— START OF Listed records —

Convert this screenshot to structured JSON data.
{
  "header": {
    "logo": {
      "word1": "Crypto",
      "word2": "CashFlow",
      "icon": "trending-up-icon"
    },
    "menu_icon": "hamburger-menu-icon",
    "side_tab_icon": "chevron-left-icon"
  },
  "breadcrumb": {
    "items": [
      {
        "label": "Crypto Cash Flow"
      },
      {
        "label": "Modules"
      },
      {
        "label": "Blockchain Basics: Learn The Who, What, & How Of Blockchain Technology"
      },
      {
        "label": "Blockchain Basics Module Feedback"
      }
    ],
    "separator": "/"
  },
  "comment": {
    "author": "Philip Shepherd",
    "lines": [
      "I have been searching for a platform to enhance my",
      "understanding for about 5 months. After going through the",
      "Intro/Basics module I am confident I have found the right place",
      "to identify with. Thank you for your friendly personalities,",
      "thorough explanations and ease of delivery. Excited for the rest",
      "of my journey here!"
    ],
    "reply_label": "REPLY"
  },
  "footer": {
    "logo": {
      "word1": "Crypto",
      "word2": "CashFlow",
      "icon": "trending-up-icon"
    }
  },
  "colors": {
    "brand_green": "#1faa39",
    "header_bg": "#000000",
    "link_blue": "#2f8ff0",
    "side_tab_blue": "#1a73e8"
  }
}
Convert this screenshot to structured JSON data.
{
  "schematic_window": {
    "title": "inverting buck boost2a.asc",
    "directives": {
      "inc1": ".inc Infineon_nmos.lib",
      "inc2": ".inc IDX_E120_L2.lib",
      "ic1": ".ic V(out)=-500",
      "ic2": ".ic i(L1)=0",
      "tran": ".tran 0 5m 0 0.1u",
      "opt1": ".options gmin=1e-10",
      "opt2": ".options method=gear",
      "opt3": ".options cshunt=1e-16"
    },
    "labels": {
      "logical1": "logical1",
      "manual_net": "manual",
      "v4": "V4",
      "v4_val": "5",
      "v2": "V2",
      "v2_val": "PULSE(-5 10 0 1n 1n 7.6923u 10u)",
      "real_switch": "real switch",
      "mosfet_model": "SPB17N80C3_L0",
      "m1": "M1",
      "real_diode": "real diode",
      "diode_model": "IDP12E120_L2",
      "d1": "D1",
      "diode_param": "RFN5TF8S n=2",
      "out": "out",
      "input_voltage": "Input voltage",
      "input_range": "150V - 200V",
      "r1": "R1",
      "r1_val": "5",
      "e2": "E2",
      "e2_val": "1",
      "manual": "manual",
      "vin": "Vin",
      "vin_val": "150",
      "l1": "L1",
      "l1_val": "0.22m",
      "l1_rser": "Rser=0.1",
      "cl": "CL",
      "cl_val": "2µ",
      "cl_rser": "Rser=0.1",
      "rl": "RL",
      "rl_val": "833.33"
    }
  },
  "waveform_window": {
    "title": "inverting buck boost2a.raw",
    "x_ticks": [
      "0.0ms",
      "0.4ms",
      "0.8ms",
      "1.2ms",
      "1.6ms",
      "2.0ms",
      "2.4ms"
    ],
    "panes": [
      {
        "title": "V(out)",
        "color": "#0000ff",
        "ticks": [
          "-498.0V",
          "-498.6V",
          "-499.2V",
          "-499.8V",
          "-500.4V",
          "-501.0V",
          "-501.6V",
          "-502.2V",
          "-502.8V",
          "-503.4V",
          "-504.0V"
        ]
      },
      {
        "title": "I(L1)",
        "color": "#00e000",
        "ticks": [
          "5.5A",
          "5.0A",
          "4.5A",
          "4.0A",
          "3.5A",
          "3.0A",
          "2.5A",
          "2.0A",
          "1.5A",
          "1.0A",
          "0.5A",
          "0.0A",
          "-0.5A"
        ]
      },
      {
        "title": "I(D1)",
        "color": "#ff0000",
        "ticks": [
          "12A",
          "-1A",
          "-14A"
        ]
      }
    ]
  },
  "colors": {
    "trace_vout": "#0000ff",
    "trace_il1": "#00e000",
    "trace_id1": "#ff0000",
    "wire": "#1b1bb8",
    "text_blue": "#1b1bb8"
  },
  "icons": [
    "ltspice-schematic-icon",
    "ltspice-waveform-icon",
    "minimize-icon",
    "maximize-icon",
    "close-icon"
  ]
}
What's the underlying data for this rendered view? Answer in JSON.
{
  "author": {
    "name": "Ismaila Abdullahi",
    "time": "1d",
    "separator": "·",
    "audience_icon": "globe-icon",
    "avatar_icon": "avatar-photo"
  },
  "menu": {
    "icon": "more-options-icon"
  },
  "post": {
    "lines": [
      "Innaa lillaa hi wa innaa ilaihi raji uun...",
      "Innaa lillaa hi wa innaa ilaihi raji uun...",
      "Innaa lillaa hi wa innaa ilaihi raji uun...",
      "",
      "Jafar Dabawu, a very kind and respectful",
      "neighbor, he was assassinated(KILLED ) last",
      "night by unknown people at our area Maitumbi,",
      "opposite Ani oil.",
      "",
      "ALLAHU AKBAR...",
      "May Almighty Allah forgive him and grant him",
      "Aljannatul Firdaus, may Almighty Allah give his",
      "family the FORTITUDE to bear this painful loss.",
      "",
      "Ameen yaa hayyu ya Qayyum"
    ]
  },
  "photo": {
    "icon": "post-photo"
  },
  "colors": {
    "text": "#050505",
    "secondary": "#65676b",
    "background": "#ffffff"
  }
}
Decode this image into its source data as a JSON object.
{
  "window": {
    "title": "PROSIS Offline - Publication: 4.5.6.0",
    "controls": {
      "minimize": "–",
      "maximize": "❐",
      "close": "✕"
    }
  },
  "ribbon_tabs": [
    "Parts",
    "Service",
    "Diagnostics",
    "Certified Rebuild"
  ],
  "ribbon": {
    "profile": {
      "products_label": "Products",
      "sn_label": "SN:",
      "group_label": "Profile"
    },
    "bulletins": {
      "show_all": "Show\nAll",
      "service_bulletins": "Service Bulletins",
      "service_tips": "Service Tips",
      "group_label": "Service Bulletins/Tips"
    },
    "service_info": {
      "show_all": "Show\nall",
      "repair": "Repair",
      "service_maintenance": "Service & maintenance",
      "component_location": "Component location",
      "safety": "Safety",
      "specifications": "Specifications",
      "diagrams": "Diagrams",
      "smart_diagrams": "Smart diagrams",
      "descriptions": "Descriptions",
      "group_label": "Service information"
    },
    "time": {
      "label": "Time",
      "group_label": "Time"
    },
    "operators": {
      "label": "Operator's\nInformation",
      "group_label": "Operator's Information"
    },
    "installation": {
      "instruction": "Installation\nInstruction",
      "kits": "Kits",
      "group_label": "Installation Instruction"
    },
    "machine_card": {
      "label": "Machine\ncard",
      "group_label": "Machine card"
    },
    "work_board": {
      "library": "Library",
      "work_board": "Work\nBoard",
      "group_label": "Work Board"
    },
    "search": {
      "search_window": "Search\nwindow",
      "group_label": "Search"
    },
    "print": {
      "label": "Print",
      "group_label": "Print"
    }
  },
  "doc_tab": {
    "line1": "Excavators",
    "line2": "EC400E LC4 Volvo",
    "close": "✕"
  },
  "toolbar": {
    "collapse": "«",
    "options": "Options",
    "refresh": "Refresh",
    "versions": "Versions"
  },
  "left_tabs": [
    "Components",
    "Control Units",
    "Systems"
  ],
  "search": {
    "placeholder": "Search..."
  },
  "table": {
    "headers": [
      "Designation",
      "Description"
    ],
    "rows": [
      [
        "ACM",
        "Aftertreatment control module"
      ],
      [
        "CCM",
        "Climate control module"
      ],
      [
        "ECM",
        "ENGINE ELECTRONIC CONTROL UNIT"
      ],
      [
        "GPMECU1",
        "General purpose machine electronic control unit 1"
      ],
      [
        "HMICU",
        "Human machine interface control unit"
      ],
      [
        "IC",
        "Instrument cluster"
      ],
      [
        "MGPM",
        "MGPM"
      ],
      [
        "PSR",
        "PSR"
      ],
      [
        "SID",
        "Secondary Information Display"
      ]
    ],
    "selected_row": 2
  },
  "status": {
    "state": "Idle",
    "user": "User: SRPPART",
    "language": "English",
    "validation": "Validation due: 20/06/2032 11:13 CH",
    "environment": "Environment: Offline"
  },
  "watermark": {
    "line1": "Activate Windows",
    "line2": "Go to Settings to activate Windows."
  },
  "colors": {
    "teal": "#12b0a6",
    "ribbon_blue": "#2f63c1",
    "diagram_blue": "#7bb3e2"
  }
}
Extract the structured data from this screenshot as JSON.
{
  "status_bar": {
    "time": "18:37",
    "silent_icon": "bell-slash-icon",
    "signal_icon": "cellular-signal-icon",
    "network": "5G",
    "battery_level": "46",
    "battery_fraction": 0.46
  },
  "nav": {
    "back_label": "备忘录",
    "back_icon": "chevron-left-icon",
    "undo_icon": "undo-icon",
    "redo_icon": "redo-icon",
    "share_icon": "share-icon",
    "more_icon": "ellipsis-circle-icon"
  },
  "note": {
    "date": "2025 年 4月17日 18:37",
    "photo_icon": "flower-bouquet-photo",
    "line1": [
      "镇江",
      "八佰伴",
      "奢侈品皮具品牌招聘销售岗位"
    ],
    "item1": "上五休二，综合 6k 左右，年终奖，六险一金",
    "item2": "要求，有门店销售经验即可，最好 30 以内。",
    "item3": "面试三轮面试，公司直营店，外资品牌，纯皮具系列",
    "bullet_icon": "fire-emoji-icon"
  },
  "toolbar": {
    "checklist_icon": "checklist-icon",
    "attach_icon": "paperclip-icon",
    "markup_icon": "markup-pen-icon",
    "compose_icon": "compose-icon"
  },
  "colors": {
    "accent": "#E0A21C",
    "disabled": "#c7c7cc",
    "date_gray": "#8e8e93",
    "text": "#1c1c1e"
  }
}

— END OF Listed records —

▶ **What is being asked**:
Give the number of lines where the string "diagrams" occurs, without any further text.

▶ **Solution to this task**:
2